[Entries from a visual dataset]
· · · · ·
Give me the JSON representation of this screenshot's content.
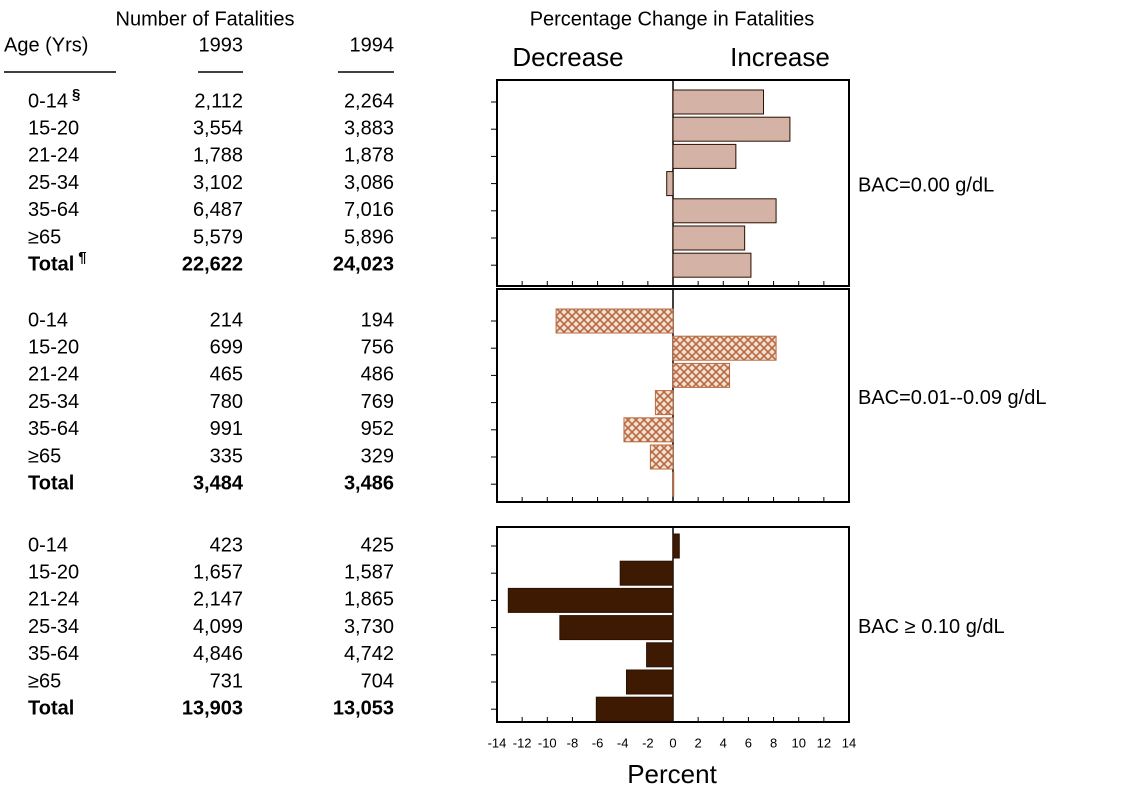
{
  "chart_data": {
    "type": "bar",
    "orientation": "horizontal",
    "table_title": "Number of Fatalities",
    "columns": [
      "Age (Yrs)",
      "1993",
      "1994"
    ],
    "title": "Percentage Change in Fatalities",
    "decrease_label": "Decrease",
    "increase_label": "Increase",
    "xlabel": "Percent",
    "xlim": [
      -14,
      14
    ],
    "xticks": [
      -14,
      -12,
      -10,
      -8,
      -6,
      -4,
      -2,
      0,
      2,
      4,
      6,
      8,
      10,
      12,
      14
    ],
    "panels": [
      {
        "label": "BAC=0.00 g/dL",
        "pattern": "solid",
        "color": "#d4b2a6",
        "categories": [
          "0-14",
          "15-20",
          "21-24",
          "25-34",
          "35-64",
          "≥65",
          "Total"
        ],
        "markers": [
          "§",
          null,
          null,
          null,
          null,
          null,
          "¶"
        ],
        "fatalities_1993": [
          "2,112",
          "3,554",
          "1,788",
          "3,102",
          "6,487",
          "5,579",
          "22,622"
        ],
        "fatalities_1994": [
          "2,264",
          "3,883",
          "1,878",
          "3,086",
          "7,016",
          "5,896",
          "24,023"
        ],
        "values": [
          7.2,
          9.3,
          5.0,
          -0.5,
          8.2,
          5.7,
          6.2
        ]
      },
      {
        "label": "BAC=0.01--0.09 g/dL",
        "pattern": "crosshatch",
        "color": "#b86a40",
        "categories": [
          "0-14",
          "15-20",
          "21-24",
          "25-34",
          "35-64",
          "≥65",
          "Total"
        ],
        "fatalities_1993": [
          "214",
          "699",
          "465",
          "780",
          "991",
          "335",
          "3,484"
        ],
        "fatalities_1994": [
          "194",
          "756",
          "486",
          "769",
          "952",
          "329",
          "3,486"
        ],
        "values": [
          -9.3,
          8.2,
          4.5,
          -1.4,
          -3.9,
          -1.8,
          0.06
        ]
      },
      {
        "label": "BAC ≥ 0.10 g/dL",
        "pattern": "solid",
        "color": "#3f1a02",
        "categories": [
          "0-14",
          "15-20",
          "21-24",
          "25-34",
          "35-64",
          "≥65",
          "Total"
        ],
        "fatalities_1993": [
          "423",
          "1,657",
          "2,147",
          "4,099",
          "4,846",
          "731",
          "13,903"
        ],
        "fatalities_1994": [
          "425",
          "1,587",
          "1,865",
          "3,730",
          "4,742",
          "704",
          "13,053"
        ],
        "values": [
          0.5,
          -4.2,
          -13.1,
          -9.0,
          -2.1,
          -3.7,
          -6.1
        ]
      }
    ]
  }
}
· · · · ·
- _TASK OBJECTIVE_:
Leave out the pictures and output every record above precisely as given.

- _THE RESULT_:
Give me the JSON representation of this screenshot's content.
{
  "chart_data": {
    "type": "bar",
    "orientation": "horizontal",
    "table_title": "Number of Fatalities",
    "columns": [
      "Age (Yrs)",
      "1993",
      "1994"
    ],
    "title": "Percentage Change in Fatalities",
    "decrease_label": "Decrease",
    "increase_label": "Increase",
    "xlabel": "Percent",
    "xlim": [
      -14,
      14
    ],
    "xticks": [
      -14,
      -12,
      -10,
      -8,
      -6,
      -4,
      -2,
      0,
      2,
      4,
      6,
      8,
      10,
      12,
      14
    ],
    "panels": [
      {
        "label": "BAC=0.00 g/dL",
        "pattern": "solid",
        "color": "#d4b2a6",
        "categories": [
          "0-14",
          "15-20",
          "21-24",
          "25-34",
          "35-64",
          "≥65",
          "Total"
        ],
        "markers": [
          "§",
          null,
          null,
          null,
          null,
          null,
          "¶"
        ],
        "fatalities_1993": [
          "2,112",
          "3,554",
          "1,788",
          "3,102",
          "6,487",
          "5,579",
          "22,622"
        ],
        "fatalities_1994": [
          "2,264",
          "3,883",
          "1,878",
          "3,086",
          "7,016",
          "5,896",
          "24,023"
        ],
        "values": [
          7.2,
          9.3,
          5.0,
          -0.5,
          8.2,
          5.7,
          6.2
        ]
      },
      {
        "label": "BAC=0.01--0.09 g/dL",
        "pattern": "crosshatch",
        "color": "#b86a40",
        "categories": [
          "0-14",
          "15-20",
          "21-24",
          "25-34",
          "35-64",
          "≥65",
          "Total"
        ],
        "fatalities_1993": [
          "214",
          "699",
          "465",
          "780",
          "991",
          "335",
          "3,484"
        ],
        "fatalities_1994": [
          "194",
          "756",
          "486",
          "769",
          "952",
          "329",
          "3,486"
        ],
        "values": [
          -9.3,
          8.2,
          4.5,
          -1.4,
          -3.9,
          -1.8,
          0.06
        ]
      },
      {
        "label": "BAC ≥ 0.10 g/dL",
        "pattern": "solid",
        "color": "#3f1a02",
        "categories": [
          "0-14",
          "15-20",
          "21-24",
          "25-34",
          "35-64",
          "≥65",
          "Total"
        ],
        "fatalities_1993": [
          "423",
          "1,657",
          "2,147",
          "4,099",
          "4,846",
          "731",
          "13,903"
        ],
        "fatalities_1994": [
          "425",
          "1,587",
          "1,865",
          "3,730",
          "4,742",
          "704",
          "13,053"
        ],
        "values": [
          0.5,
          -4.2,
          -13.1,
          -9.0,
          -2.1,
          -3.7,
          -6.1
        ]
      }
    ]
  }
}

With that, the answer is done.